■ **Goal of the exercise**:
Reproduce every line in the listing that contains the word "Loss".

* BEGIN *

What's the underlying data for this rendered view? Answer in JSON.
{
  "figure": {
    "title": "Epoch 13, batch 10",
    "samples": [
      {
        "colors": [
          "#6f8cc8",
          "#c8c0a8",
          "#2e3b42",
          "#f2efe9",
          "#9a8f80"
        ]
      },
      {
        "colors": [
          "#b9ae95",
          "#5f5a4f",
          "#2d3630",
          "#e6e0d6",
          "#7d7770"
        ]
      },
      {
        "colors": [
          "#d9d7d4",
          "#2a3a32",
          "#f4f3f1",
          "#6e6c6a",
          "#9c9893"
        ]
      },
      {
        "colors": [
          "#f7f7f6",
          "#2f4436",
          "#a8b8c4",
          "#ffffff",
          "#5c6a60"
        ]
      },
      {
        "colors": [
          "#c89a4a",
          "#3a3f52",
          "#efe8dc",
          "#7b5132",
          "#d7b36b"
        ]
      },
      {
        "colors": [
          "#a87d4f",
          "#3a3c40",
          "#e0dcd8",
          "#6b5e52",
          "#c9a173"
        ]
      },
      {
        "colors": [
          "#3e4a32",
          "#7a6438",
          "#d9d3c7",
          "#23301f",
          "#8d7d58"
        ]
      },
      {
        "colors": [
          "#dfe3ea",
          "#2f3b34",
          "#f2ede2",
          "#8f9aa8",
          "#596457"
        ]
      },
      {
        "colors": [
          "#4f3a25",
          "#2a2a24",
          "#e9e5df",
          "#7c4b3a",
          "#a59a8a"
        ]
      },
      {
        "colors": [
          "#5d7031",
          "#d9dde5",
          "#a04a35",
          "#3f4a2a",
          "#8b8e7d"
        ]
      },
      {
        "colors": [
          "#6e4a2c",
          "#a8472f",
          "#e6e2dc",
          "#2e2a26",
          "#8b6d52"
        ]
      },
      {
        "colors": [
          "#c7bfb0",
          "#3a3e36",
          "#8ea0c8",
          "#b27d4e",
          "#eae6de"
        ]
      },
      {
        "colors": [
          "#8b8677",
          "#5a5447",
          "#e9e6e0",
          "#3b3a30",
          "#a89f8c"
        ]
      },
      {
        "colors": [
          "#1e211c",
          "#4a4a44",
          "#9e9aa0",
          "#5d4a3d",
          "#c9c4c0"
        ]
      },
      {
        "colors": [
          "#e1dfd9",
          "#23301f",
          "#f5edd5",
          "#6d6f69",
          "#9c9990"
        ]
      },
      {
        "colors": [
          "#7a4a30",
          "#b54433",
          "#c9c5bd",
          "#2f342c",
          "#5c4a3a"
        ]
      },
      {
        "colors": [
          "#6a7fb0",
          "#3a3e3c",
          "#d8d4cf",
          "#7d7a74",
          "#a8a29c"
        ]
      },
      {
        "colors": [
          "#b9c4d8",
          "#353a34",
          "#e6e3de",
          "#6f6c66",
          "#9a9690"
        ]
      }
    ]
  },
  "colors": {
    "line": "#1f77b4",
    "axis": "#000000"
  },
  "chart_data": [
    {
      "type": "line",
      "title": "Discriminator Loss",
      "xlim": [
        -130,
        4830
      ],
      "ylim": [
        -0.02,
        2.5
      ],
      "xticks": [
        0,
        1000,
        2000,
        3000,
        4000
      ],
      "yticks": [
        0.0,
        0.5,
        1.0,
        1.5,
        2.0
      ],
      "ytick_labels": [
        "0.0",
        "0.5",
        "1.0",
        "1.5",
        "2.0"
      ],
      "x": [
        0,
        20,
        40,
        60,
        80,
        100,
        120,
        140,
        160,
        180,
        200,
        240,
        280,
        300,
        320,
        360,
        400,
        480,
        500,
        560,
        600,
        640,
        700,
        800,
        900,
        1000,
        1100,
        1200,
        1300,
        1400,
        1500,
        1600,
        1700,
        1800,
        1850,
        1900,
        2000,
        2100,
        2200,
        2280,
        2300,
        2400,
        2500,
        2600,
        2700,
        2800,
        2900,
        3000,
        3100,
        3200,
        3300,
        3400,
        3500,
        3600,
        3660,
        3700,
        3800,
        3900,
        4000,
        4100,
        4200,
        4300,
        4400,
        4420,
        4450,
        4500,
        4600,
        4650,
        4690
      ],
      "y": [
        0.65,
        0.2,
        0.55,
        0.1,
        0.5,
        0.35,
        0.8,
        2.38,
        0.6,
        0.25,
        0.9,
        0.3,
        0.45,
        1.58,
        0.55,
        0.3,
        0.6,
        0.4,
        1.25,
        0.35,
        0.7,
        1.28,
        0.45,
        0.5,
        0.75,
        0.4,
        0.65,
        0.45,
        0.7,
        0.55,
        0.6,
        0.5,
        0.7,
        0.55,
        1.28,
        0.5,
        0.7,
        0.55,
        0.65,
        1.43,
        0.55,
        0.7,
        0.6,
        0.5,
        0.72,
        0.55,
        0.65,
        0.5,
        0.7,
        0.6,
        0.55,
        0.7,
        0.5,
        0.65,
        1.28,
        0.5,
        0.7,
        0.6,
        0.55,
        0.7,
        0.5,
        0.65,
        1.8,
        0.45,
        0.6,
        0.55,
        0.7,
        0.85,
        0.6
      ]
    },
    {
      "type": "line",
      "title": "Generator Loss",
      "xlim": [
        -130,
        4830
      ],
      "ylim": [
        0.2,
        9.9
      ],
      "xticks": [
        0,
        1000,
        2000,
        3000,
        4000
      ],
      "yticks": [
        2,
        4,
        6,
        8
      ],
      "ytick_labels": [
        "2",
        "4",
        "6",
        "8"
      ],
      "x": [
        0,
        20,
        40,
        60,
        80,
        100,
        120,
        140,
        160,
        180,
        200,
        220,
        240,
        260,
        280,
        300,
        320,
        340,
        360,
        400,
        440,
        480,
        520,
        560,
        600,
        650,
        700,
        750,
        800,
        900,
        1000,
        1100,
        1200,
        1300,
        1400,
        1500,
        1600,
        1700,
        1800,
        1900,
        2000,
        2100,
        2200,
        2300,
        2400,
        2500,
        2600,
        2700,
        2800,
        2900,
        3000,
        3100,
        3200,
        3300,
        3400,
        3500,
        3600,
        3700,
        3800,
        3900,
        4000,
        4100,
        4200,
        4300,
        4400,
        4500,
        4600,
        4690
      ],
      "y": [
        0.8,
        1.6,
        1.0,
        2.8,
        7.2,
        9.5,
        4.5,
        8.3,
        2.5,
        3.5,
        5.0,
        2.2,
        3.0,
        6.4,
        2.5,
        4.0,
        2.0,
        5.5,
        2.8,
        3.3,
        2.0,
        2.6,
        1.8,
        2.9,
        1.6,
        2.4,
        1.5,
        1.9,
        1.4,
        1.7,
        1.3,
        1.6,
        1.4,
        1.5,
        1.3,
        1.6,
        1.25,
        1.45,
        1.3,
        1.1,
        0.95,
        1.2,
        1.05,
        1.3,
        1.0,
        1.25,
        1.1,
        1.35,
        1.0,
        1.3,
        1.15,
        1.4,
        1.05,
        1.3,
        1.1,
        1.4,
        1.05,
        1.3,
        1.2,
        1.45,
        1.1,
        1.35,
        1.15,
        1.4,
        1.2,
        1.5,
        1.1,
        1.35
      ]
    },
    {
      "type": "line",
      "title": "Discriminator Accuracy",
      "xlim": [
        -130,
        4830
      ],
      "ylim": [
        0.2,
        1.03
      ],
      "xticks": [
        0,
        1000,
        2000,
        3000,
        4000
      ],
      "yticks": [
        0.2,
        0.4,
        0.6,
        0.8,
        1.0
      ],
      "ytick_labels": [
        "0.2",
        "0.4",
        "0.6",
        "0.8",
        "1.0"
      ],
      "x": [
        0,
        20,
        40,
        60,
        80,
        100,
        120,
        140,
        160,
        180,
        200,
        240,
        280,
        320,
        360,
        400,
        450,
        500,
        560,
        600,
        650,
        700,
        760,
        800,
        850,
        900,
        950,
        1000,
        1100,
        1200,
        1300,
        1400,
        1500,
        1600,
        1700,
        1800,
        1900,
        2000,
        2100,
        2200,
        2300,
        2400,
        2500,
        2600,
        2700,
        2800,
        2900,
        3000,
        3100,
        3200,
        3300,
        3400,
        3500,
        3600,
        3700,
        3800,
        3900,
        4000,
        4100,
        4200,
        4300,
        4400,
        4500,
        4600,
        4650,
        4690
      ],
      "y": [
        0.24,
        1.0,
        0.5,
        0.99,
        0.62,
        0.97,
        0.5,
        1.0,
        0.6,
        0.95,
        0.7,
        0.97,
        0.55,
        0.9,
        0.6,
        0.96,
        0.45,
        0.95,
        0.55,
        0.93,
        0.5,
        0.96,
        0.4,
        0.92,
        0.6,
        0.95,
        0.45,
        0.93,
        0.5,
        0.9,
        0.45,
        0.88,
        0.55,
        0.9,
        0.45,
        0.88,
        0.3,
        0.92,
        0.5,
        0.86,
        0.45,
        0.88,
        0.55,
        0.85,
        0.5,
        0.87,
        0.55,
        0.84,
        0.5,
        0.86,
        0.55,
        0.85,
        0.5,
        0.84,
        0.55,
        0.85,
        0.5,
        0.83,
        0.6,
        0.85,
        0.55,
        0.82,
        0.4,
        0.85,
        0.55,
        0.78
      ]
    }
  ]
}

* END *

■ **Reply**:
      "title": "Discriminator Loss",
      "title": "Generator Loss",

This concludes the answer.